Exercise materials:
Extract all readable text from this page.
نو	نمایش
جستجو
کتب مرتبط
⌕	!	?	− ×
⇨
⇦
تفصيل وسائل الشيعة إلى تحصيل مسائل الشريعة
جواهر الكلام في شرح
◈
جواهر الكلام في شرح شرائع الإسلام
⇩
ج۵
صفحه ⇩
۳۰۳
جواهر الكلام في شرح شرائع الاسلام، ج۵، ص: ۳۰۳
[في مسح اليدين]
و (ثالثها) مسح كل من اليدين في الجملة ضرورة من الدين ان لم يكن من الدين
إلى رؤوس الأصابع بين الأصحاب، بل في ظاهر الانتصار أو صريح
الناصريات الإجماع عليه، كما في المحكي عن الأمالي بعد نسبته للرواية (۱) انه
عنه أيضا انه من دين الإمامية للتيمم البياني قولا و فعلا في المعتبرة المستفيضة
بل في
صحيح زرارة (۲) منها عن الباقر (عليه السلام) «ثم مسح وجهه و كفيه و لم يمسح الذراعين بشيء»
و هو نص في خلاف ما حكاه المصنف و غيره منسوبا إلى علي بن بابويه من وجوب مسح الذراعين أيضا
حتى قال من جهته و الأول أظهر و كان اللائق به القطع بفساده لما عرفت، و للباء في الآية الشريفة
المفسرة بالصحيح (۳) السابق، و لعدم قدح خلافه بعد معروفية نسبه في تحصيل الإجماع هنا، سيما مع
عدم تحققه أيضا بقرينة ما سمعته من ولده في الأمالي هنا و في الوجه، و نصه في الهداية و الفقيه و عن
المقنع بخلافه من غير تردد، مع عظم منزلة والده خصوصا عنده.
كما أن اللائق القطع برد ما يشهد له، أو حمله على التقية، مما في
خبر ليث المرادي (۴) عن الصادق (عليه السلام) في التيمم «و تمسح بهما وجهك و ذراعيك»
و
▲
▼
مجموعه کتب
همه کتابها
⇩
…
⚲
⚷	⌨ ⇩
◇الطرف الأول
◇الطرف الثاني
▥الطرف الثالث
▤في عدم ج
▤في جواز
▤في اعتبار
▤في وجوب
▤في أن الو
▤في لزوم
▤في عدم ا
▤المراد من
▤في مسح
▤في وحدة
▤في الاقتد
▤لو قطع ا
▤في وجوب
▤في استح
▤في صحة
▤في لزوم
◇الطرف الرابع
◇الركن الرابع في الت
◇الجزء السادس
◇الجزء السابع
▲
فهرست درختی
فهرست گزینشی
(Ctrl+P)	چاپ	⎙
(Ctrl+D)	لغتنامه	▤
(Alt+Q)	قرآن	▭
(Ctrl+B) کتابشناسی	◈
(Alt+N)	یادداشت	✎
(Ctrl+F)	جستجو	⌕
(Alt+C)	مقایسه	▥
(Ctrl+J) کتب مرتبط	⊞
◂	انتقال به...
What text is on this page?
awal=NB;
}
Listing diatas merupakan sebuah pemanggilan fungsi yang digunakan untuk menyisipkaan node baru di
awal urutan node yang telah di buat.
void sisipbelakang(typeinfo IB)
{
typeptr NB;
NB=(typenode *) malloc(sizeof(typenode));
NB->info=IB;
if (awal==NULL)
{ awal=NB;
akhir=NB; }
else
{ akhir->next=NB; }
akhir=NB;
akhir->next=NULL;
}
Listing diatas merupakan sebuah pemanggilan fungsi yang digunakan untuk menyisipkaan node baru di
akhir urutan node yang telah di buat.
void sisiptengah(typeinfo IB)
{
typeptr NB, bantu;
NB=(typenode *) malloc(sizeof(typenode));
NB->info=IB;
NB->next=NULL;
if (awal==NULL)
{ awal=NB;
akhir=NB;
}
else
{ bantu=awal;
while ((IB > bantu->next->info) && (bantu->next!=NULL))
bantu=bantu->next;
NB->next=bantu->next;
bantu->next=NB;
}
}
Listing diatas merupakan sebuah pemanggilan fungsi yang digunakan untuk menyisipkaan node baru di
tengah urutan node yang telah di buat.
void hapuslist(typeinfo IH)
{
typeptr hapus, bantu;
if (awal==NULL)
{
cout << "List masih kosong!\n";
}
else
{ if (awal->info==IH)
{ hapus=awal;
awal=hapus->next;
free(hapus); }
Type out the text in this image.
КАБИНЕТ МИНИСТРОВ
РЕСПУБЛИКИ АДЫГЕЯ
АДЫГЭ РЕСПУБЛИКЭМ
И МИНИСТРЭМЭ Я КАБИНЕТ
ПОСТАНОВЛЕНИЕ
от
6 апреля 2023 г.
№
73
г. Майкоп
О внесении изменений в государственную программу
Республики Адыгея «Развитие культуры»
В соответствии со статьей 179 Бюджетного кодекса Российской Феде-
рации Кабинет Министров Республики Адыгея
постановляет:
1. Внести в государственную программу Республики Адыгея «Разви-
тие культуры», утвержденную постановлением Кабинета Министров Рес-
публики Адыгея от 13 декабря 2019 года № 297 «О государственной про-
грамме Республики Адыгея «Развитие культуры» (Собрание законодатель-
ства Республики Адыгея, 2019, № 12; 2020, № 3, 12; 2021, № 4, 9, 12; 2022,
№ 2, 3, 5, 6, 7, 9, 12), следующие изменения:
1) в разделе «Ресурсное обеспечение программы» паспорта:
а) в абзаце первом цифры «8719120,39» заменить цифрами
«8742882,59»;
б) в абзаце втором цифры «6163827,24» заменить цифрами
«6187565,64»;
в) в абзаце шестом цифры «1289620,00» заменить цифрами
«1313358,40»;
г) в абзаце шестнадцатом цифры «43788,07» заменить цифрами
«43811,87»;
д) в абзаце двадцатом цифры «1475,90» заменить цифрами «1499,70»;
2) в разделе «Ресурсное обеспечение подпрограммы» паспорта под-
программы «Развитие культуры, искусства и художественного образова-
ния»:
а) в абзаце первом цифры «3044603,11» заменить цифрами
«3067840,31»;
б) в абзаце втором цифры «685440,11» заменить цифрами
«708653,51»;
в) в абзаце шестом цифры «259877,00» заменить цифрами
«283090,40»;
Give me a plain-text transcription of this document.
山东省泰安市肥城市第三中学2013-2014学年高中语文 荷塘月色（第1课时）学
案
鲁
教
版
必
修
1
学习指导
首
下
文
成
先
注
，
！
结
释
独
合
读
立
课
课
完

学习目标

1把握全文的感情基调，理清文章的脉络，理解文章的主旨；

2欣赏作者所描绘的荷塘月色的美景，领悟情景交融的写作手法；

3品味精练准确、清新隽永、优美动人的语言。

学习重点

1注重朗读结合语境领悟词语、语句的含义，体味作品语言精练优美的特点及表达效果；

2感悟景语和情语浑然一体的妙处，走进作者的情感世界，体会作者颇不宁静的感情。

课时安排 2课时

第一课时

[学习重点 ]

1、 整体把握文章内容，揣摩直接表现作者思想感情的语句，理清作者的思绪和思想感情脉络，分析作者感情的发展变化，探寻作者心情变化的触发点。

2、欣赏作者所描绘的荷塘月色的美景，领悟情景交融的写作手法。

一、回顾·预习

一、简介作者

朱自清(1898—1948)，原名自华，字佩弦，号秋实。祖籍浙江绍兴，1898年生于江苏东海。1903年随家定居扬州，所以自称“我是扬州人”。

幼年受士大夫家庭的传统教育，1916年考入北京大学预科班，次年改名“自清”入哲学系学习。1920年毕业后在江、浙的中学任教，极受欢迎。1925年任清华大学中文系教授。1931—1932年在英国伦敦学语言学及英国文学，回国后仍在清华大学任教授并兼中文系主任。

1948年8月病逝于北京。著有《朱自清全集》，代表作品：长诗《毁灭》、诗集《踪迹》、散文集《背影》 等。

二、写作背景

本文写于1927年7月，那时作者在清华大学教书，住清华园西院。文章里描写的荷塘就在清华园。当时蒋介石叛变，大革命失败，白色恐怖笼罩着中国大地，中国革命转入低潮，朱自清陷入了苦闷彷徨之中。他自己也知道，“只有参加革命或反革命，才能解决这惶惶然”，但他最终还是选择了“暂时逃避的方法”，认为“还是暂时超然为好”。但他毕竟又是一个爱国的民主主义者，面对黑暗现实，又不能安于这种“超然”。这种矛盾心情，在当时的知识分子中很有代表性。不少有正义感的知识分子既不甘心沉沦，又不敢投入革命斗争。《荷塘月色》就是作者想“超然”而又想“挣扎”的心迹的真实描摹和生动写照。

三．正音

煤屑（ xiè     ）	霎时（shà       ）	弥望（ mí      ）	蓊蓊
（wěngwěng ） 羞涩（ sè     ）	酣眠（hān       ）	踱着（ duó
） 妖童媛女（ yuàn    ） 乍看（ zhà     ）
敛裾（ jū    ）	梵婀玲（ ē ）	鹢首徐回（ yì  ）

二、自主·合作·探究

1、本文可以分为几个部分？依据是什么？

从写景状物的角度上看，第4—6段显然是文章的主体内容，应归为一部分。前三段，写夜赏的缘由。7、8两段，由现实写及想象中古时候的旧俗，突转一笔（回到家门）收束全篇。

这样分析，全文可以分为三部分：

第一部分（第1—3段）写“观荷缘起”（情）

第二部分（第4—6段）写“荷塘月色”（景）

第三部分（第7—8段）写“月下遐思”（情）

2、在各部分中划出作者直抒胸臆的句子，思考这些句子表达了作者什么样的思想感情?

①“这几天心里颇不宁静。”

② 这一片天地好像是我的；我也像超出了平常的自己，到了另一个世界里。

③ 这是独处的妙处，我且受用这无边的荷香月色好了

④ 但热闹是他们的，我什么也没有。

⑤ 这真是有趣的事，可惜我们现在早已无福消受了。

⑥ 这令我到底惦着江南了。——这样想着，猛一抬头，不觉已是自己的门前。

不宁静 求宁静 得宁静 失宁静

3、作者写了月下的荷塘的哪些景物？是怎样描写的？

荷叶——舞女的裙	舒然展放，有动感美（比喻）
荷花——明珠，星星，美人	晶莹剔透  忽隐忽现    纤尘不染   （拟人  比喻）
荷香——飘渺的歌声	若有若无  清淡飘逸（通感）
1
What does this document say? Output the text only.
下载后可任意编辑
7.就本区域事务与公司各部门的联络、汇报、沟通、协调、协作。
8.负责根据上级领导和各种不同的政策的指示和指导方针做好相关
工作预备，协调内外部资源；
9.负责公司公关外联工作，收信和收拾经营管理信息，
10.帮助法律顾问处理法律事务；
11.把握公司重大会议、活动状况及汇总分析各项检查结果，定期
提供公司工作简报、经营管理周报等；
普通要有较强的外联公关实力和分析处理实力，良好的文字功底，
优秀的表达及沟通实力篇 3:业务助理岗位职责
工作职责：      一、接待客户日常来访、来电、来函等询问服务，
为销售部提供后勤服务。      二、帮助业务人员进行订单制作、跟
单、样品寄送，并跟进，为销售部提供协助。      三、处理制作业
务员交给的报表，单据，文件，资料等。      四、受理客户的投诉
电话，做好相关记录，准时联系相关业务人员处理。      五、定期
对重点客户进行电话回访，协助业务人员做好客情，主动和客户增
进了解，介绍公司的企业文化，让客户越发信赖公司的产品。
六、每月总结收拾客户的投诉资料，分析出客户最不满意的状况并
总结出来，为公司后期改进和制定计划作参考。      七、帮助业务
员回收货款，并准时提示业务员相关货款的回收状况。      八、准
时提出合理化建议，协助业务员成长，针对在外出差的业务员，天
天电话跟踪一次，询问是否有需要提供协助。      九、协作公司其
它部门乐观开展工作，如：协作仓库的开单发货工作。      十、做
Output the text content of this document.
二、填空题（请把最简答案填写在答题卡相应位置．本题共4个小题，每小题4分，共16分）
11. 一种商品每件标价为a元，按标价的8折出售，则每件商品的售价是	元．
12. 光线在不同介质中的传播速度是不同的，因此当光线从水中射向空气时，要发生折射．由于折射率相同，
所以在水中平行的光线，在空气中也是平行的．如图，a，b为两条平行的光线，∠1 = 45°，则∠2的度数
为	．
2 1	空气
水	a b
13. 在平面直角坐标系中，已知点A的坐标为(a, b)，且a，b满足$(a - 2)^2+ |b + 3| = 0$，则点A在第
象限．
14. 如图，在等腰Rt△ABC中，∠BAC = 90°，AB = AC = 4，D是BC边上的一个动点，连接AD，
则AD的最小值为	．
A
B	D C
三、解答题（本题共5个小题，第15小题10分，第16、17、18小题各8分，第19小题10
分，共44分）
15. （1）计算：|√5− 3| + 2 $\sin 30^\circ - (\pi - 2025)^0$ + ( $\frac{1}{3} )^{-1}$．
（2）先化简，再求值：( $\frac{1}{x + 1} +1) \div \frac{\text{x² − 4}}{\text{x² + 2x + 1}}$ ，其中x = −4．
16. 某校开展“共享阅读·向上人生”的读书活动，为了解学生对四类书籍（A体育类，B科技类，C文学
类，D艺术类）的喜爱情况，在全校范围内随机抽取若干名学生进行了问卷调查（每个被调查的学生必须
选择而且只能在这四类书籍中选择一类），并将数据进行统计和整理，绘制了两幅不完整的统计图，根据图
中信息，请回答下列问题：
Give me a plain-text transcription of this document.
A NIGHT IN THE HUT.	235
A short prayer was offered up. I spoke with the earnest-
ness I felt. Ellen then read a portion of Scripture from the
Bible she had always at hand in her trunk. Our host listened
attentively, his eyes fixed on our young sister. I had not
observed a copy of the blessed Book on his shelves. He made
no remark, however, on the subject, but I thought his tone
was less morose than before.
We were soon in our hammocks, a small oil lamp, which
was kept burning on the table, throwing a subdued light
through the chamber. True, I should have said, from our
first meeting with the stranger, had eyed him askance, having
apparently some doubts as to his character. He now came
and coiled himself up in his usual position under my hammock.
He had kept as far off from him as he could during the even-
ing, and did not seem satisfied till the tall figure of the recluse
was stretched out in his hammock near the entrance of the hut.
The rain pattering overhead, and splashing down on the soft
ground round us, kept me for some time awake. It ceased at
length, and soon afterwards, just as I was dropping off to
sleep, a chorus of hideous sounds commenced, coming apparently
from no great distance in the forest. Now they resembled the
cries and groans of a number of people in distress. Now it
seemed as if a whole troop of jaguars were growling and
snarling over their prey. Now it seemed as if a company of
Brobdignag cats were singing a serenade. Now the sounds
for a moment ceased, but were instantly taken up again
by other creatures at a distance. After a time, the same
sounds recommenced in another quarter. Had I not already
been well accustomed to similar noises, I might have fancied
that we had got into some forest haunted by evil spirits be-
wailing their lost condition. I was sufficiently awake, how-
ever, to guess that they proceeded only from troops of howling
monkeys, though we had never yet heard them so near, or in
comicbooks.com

Problem statement: Show all lines from the listing above in which "ceased" appears.

Exercise response:
ground round us, kept me for some time awake. It ceased at
for a moment ceased, but were instantly taken up again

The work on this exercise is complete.